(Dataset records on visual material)
------------------------------------------------------------------------

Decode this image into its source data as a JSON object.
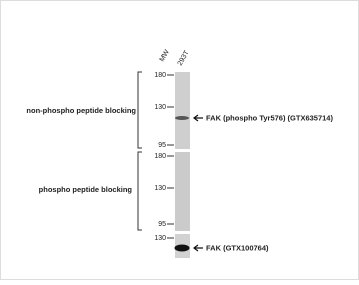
{
  "figure": {
    "header": {
      "mw": "MW",
      "lane": "293T"
    },
    "panels": [
      {
        "label": "non-phospho  peptide blocking",
        "markers": [
          180,
          130,
          95
        ],
        "band": "FAK (phospho  Tyr576) (GTX635714)"
      },
      {
        "label": "phospho  peptide blocking",
        "markers": [
          180,
          130,
          95
        ]
      },
      {
        "markers": [
          130
        ],
        "band": "FAK (GTX100764)"
      }
    ]
  }
}
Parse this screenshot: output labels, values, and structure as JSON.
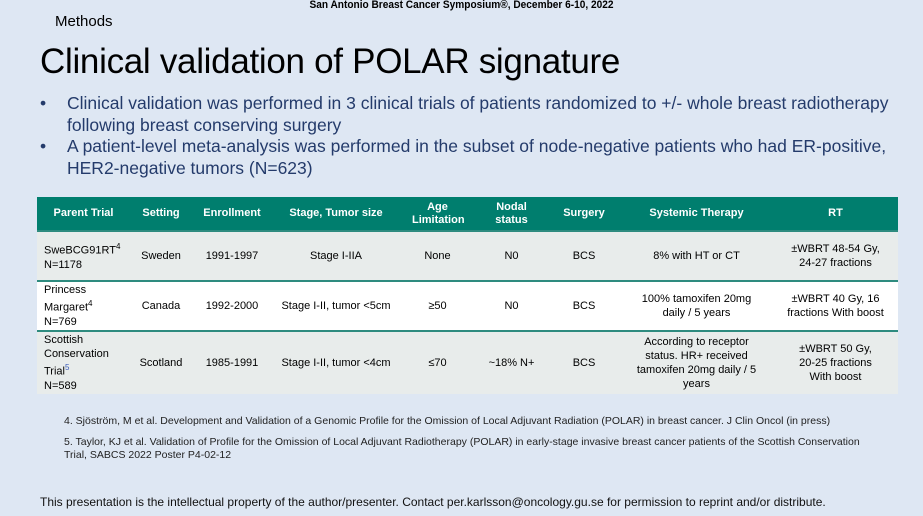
{
  "conference": "San Antonio Breast Cancer Symposium®, December 6-10, 2022",
  "section": "Methods",
  "title": "Clinical validation of POLAR signature",
  "bullets": [
    "Clinical validation was performed in 3 clinical trials of patients randomized to +/- whole breast radiotherapy following breast conserving surgery",
    "A patient-level meta-analysis was performed in the subset of node-negative patients who had ER-positive, HER2-negative tumors (N=623)"
  ],
  "table": {
    "headers": [
      "Parent Trial",
      "Setting",
      "Enrollment",
      "Stage, Tumor size",
      "Age Limitation",
      "Nodal status",
      "Surgery",
      "Systemic Therapy",
      "RT"
    ],
    "rows": [
      {
        "trial": "SweBCG91RT",
        "ref": "4",
        "n": "N=1178",
        "setting": "Sweden",
        "enrollment": "1991-1997",
        "stage": "Stage I-IIA",
        "age": "None",
        "nodal": "N0",
        "surgery": "BCS",
        "systemic": "8% with HT or CT",
        "rt": "±WBRT 48-54 Gy, 24-27 fractions"
      },
      {
        "trial": "Princess Margaret",
        "ref": "4",
        "n": "N=769",
        "setting": "Canada",
        "enrollment": "1992-2000",
        "stage": "Stage I-II, tumor <5cm",
        "age": "≥50",
        "nodal": "N0",
        "surgery": "BCS",
        "systemic": "100% tamoxifen 20mg daily / 5 years",
        "rt": "±WBRT 40 Gy, 16 fractions With boost"
      },
      {
        "trial": "Scottish Conservation Trial",
        "ref": "5",
        "n": "N=589",
        "setting": "Scotland",
        "enrollment": "1985-1991",
        "stage": "Stage I-II, tumor <4cm",
        "age": "≤70",
        "nodal": "~18% N+",
        "surgery": "BCS",
        "systemic": "According to receptor status. HR+ received tamoxifen 20mg daily / 5 years",
        "rt": "±WBRT 50 Gy, 20-25 fractions With boost"
      }
    ]
  },
  "references": [
    "4. Sjöström, M et al. Development and Validation of a Genomic Profile for the Omission of Local Adjuvant Radiation (POLAR) in breast cancer. J Clin Oncol (in press)",
    "5. Taylor, KJ et al. Validation of Profile for the Omission of Local Adjuvant Radiotherapy (POLAR) in early-stage invasive breast cancer patients of the Scottish Conservation Trial, SABCS 2022 Poster P4-02-12"
  ],
  "footer": "This presentation is the intellectual property of the author/presenter.  Contact per.karlsson@oncology.gu.se for permission to reprint and/or distribute.",
  "colors": {
    "background": "#DEE7F3",
    "header": "#007E6E",
    "bullet_text": "#243B6B"
  }
}
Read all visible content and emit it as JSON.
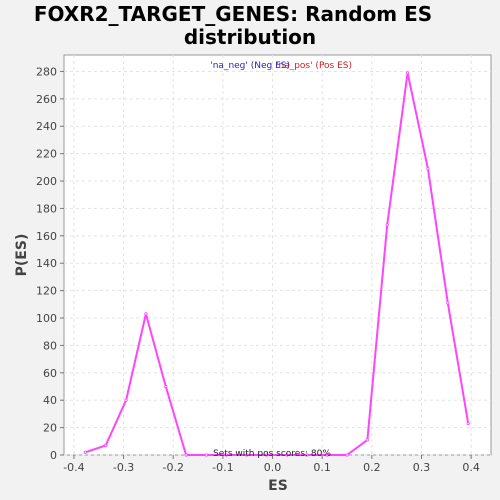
{
  "chart_data": {
    "type": "line",
    "title_line1": "FOXR2_TARGET_GENES: Random ES",
    "title_line2": "distribution",
    "xlabel": "ES",
    "ylabel": "P(ES)",
    "xlim": [
      -0.42,
      0.44
    ],
    "ylim": [
      0,
      292
    ],
    "xticks": [
      -0.4,
      -0.3,
      -0.2,
      -0.1,
      0.0,
      0.1,
      0.2,
      0.3,
      0.4
    ],
    "xtick_labels": [
      "-0.4",
      "-0.3",
      "-0.2",
      "-0.1",
      "0.0",
      "0.1",
      "0.2",
      "0.3",
      "0.4"
    ],
    "yticks": [
      0,
      20,
      40,
      60,
      80,
      100,
      120,
      140,
      160,
      180,
      200,
      220,
      240,
      260,
      280
    ],
    "ytick_labels": [
      "0",
      "20",
      "40",
      "60",
      "80",
      "100",
      "120",
      "140",
      "160",
      "180",
      "200",
      "220",
      "240",
      "260",
      "280"
    ],
    "grid": true,
    "legend": {
      "neg_label": "'na_neg' (Neg ES)",
      "pos_label": "'na_pos' (Pos ES)",
      "neg_color": "#2222cc",
      "pos_color": "#cc2222",
      "placement": "top-center"
    },
    "annotation": "Sets with pos scores: 80%",
    "series": [
      {
        "color": "#ff44ff",
        "x": [
          -0.377,
          -0.336,
          -0.295,
          -0.255,
          -0.215,
          -0.174,
          -0.133,
          -0.093,
          -0.052,
          -0.012,
          0.029,
          0.069,
          0.11,
          0.15,
          0.191,
          0.231,
          0.272,
          0.313,
          0.353,
          0.394
        ],
        "y": [
          2,
          7,
          40,
          103,
          50,
          0,
          0,
          0,
          0,
          0,
          0,
          0,
          0,
          0,
          11,
          168,
          279,
          209,
          111,
          23
        ]
      }
    ]
  }
}
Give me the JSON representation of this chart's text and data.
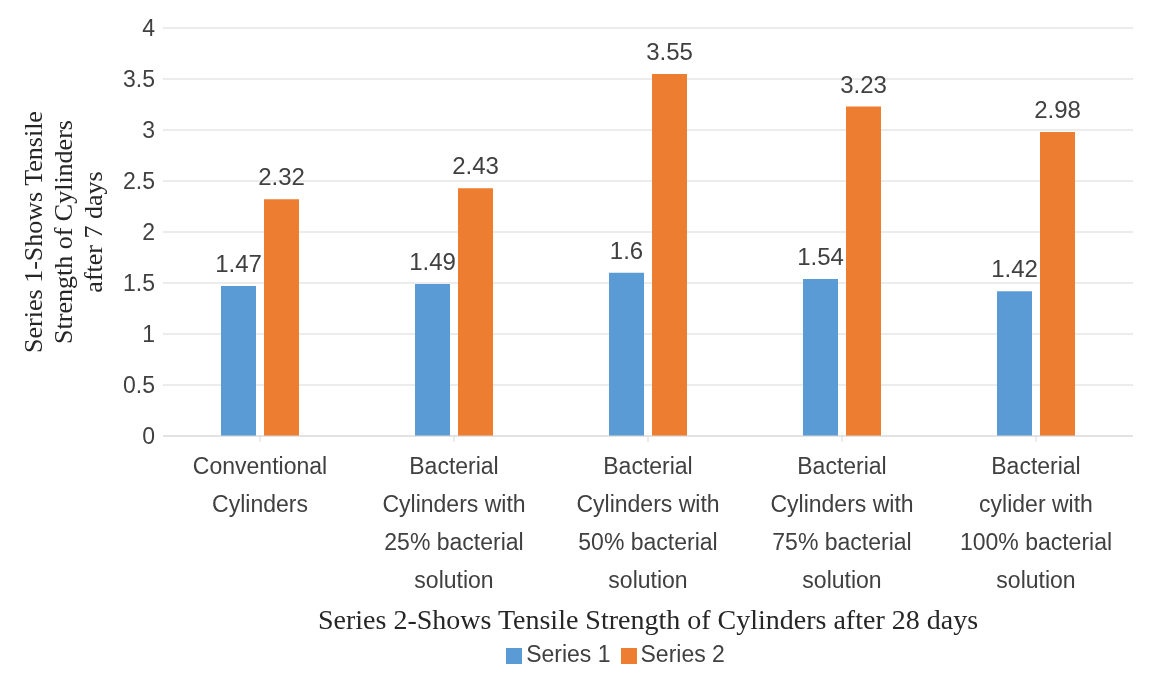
{
  "chart_data": {
    "type": "bar",
    "xlabel": "Series 2-Shows Tensile Strength of Cylinders after 28 days",
    "ylabel": "Series 1-Shows Tensile Strength of Cylinders after 7 days",
    "categories": [
      "Conventional Cylinders",
      "Bacterial Cylinders with 25% bacterial solution",
      "Bacterial Cylinders with 50% bacterial solution",
      "Bacterial Cylinders with 75% bacterial solution",
      "Bacterial cylider with 100% bacterial solution"
    ],
    "series": [
      {
        "name": "Series 1",
        "color": "#5b9bd5",
        "values": [
          1.47,
          1.49,
          1.6,
          1.54,
          1.42
        ]
      },
      {
        "name": "Series 2",
        "color": "#ed7d31",
        "values": [
          2.32,
          2.43,
          3.55,
          3.23,
          2.98
        ]
      }
    ],
    "ylim": [
      0,
      4
    ],
    "yticks": [
      0,
      0.5,
      1,
      1.5,
      2,
      2.5,
      3,
      3.5,
      4
    ],
    "grid": "y",
    "legend": "bottom",
    "data_labels": true
  }
}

------------------------------------------------------------------------

WORK ORDER ▸ Could you retype every line above exactly as it appears, skipping the pictures?

EXPECTED ANSWER ▸
Decode this image into its source data as a JSON object.
{
  "figure": {
    "header": {
      "mw": "MW",
      "lane": "293T"
    },
    "panels": [
      {
        "label": "non-phospho  peptide blocking",
        "markers": [
          180,
          130,
          95
        ],
        "band": "FAK (phospho  Tyr576) (GTX635714)"
      },
      {
        "label": "phospho  peptide blocking",
        "markers": [
          180,
          130,
          95
        ]
      },
      {
        "markers": [
          130
        ],
        "band": "FAK (GTX100764)"
      }
    ]
  }
}
Parse this screenshot: output labels, values, and structure as JSON.
{
  "conference": "San Antonio Breast Cancer Symposium®, December 6-10, 2022",
  "section": "Methods",
  "title": "Clinical validation of POLAR signature",
  "bullets": [
    "Clinical validation was performed in 3 clinical trials of patients randomized to +/- whole breast radiotherapy following breast conserving surgery",
    "A patient-level meta-analysis was performed in the subset of node-negative patients who had ER-positive, HER2-negative tumors (N=623)"
  ],
  "table": {
    "headers": [
      "Parent Trial",
      "Setting",
      "Enrollment",
      "Stage, Tumor size",
      "Age Limitation",
      "Nodal status",
      "Surgery",
      "Systemic Therapy",
      "RT"
    ],
    "rows": [
      {
        "trial": "SweBCG91RT",
        "ref": "4",
        "n": "N=1178",
        "setting": "Sweden",
        "enrollment": "1991-1997",
        "stage": "Stage I-IIA",
        "age": "None",
        "nodal": "N0",
        "surgery": "BCS",
        "systemic": "8% with HT or CT",
        "rt": "±WBRT 48-54 Gy, 24-27 fractions"
      },
      {
        "trial": "Princess Margaret",
        "ref": "4",
        "n": "N=769",
        "setting": "Canada",
        "enrollment": "1992-2000",
        "stage": "Stage I-II, tumor <5cm",
        "age": "≥50",
        "nodal": "N0",
        "surgery": "BCS",
        "systemic": "100% tamoxifen 20mg daily / 5 years",
        "rt": "±WBRT 40 Gy, 16 fractions With boost"
      },
      {
        "trial": "Scottish Conservation Trial",
        "ref": "5",
        "n": "N=589",
        "setting": "Scotland",
        "enrollment": "1985-1991",
        "stage": "Stage I-II, tumor <4cm",
        "age": "≤70",
        "nodal": "~18% N+",
        "surgery": "BCS",
        "systemic": "According to receptor status. HR+ received tamoxifen 20mg daily / 5 years",
        "rt": "±WBRT 50 Gy, 20-25 fractions With boost"
      }
    ]
  },
  "references": [
    "4. Sjöström, M et al. Development and Validation of a Genomic Profile for the Omission of Local Adjuvant Radiation (POLAR) in breast cancer. J Clin Oncol (in press)",
    "5. Taylor, KJ et al. Validation of Profile for the Omission of Local Adjuvant Radiotherapy (POLAR) in early-stage invasive breast cancer patients of the Scottish Conservation Trial, SABCS 2022 Poster P4-02-12"
  ],
  "footer": "This presentation is the intellectual property of the author/presenter.  Contact per.karlsson@oncology.gu.se for permission to reprint and/or distribute.",
  "colors": {
    "background": "#DEE7F3",
    "header": "#007E6E",
    "bullet_text": "#243B6B"
  }
}
Read all visible content and emit it as JSON.
{
  "chart_data": {
    "type": "line",
    "title_line1": "FOXR2_TARGET_GENES: Random ES",
    "title_line2": "distribution",
    "xlabel": "ES",
    "ylabel": "P(ES)",
    "xlim": [
      -0.42,
      0.44
    ],
    "ylim": [
      0,
      292
    ],
    "xticks": [
      -0.4,
      -0.3,
      -0.2,
      -0.1,
      0.0,
      0.1,
      0.2,
      0.3,
      0.4
    ],
    "xtick_labels": [
      "-0.4",
      "-0.3",
      "-0.2",
      "-0.1",
      "0.0",
      "0.1",
      "0.2",
      "0.3",
      "0.4"
    ],
    "yticks": [
      0,
      20,
      40,
      60,
      80,
      100,
      120,
      140,
      160,
      180,
      200,
      220,
      240,
      260,
      280
    ],
    "ytick_labels": [
      "0",
      "20",
      "40",
      "60",
      "80",
      "100",
      "120",
      "140",
      "160",
      "180",
      "200",
      "220",
      "240",
      "260",
      "280"
    ],
    "grid": true,
    "legend": {
      "neg_label": "'na_neg' (Neg ES)",
      "pos_label": "'na_pos' (Pos ES)",
      "neg_color": "#2222cc",
      "pos_color": "#cc2222",
      "placement": "top-center"
    },
    "annotation": "Sets with pos scores: 80%",
    "series": [
      {
        "color": "#ff44ff",
        "x": [
          -0.377,
          -0.336,
          -0.295,
          -0.255,
          -0.215,
          -0.174,
          -0.133,
          -0.093,
          -0.052,
          -0.012,
          0.029,
          0.069,
          0.11,
          0.15,
          0.191,
          0.231,
          0.272,
          0.313,
          0.353,
          0.394
        ],
        "y": [
          2,
          7,
          40,
          103,
          50,
          0,
          0,
          0,
          0,
          0,
          0,
          0,
          0,
          0,
          11,
          168,
          279,
          209,
          111,
          23
        ]
      }
    ]
  }
}
Give me the JSON representation of this chart's text and data.
{
  "chart_data": {
    "type": "bar",
    "xlabel": "Series 2-Shows Tensile Strength of Cylinders after 28 days",
    "ylabel": "Series 1-Shows Tensile Strength of Cylinders after 7 days",
    "categories": [
      "Conventional Cylinders",
      "Bacterial Cylinders with 25% bacterial solution",
      "Bacterial Cylinders with 50% bacterial solution",
      "Bacterial Cylinders with 75% bacterial solution",
      "Bacterial cylider with 100% bacterial solution"
    ],
    "series": [
      {
        "name": "Series 1",
        "color": "#5b9bd5",
        "values": [
          1.47,
          1.49,
          1.6,
          1.54,
          1.42
        ]
      },
      {
        "name": "Series 2",
        "color": "#ed7d31",
        "values": [
          2.32,
          2.43,
          3.55,
          3.23,
          2.98
        ]
      }
    ],
    "ylim": [
      0,
      4
    ],
    "yticks": [
      0,
      0.5,
      1,
      1.5,
      2,
      2.5,
      3,
      3.5,
      4
    ],
    "grid": "y",
    "legend": "bottom",
    "data_labels": true
  }
}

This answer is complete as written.